Stored items
((
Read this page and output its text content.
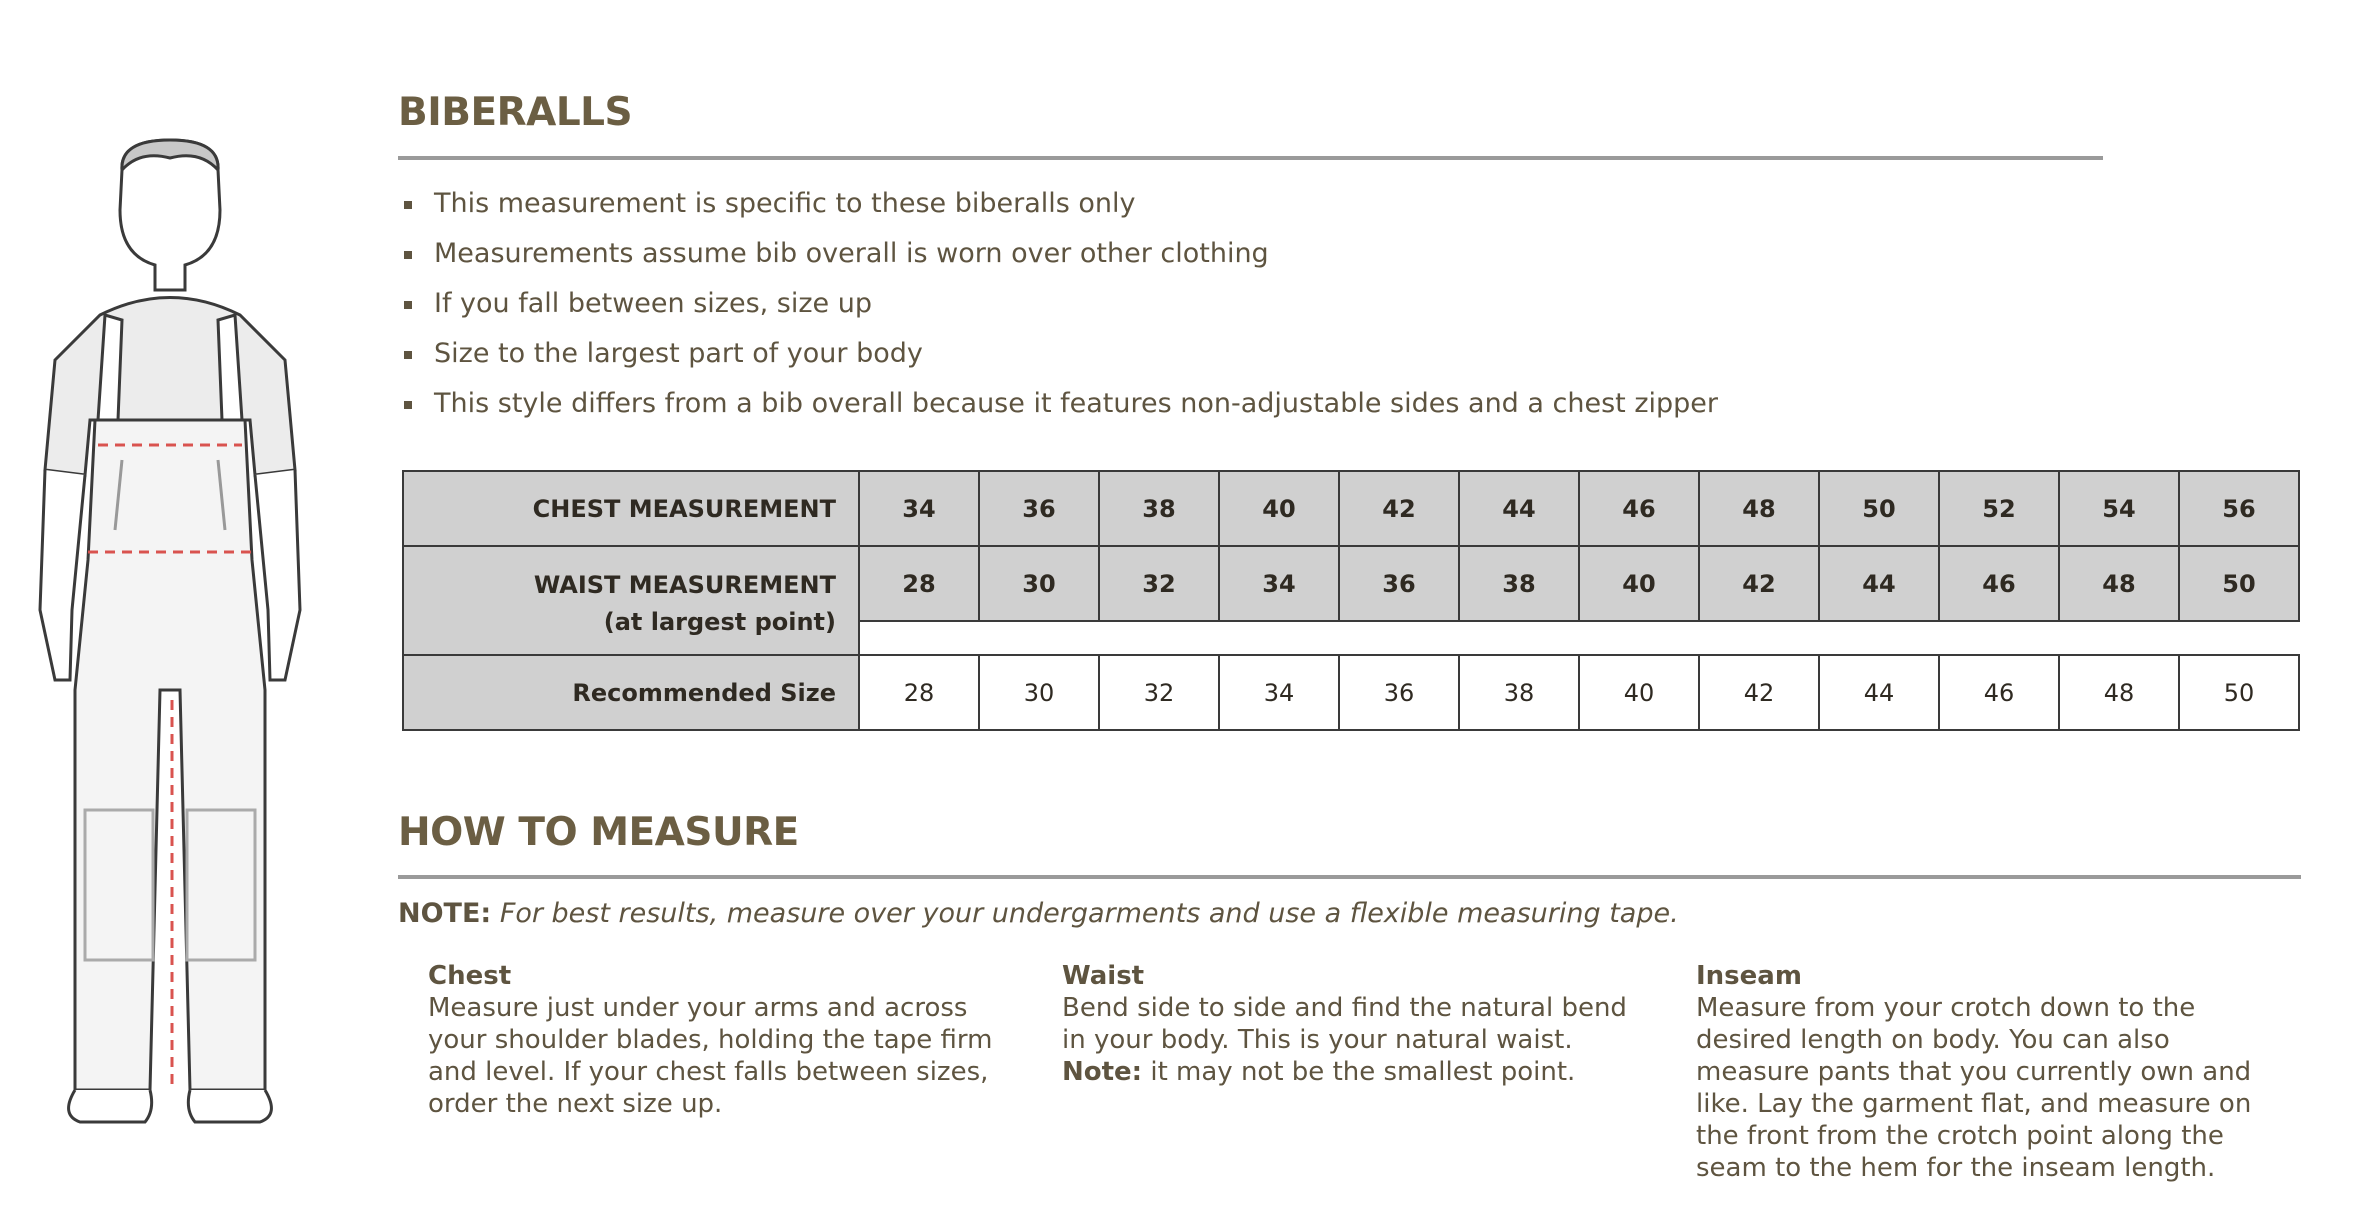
BIBERALLS
This measurement is specific to these biberalls only
Measurements assume bib overall is worn over other clothing
If you fall between sizes, size up
Size to the largest part of your body
This style differs from a bib overall because it features non-adjustable sides and a chest zipper
CHEST MEASUREMENT	34	36	38	40	42	44	46	48	50	52	54	56
WAIST MEASUREMENT
(at largest point)	28	30	32	34	36	38	40	42	44	46	48	50

Recommended Size	28	30	32	34	36	38	40	42	44	46	48	50
HOW TO MEASURE
NOTE: For best results, measure over your undergarments and use a flexible measuring tape.
Chest

Measure just under your arms and across your shoulder blades, holding the tape firm and level. If your chest falls between sizes, order the next size up.

Waist

Bend side to side and find the natural bend in your body. This is your natural waist. Note: it may not be the smallest point.

Inseam

Measure from your crotch down to the desired length on body. You can also measure pants that you currently own and like. Lay the garment flat, and measure on the front from the crotch point along the seam to the hem for the inseam length.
))
Search the entries for the word "from", then gather every line that has it.

_FULL RESPONSE_.
This style differs from a bib overall because it features non-adjustable sides and a chest zipper
Measure from your crotch down to the desired length on body. You can also measure pants that you currently own and like. Lay the garment flat, and measure on the front from the crotch point along the seam to the hem for the inseam length.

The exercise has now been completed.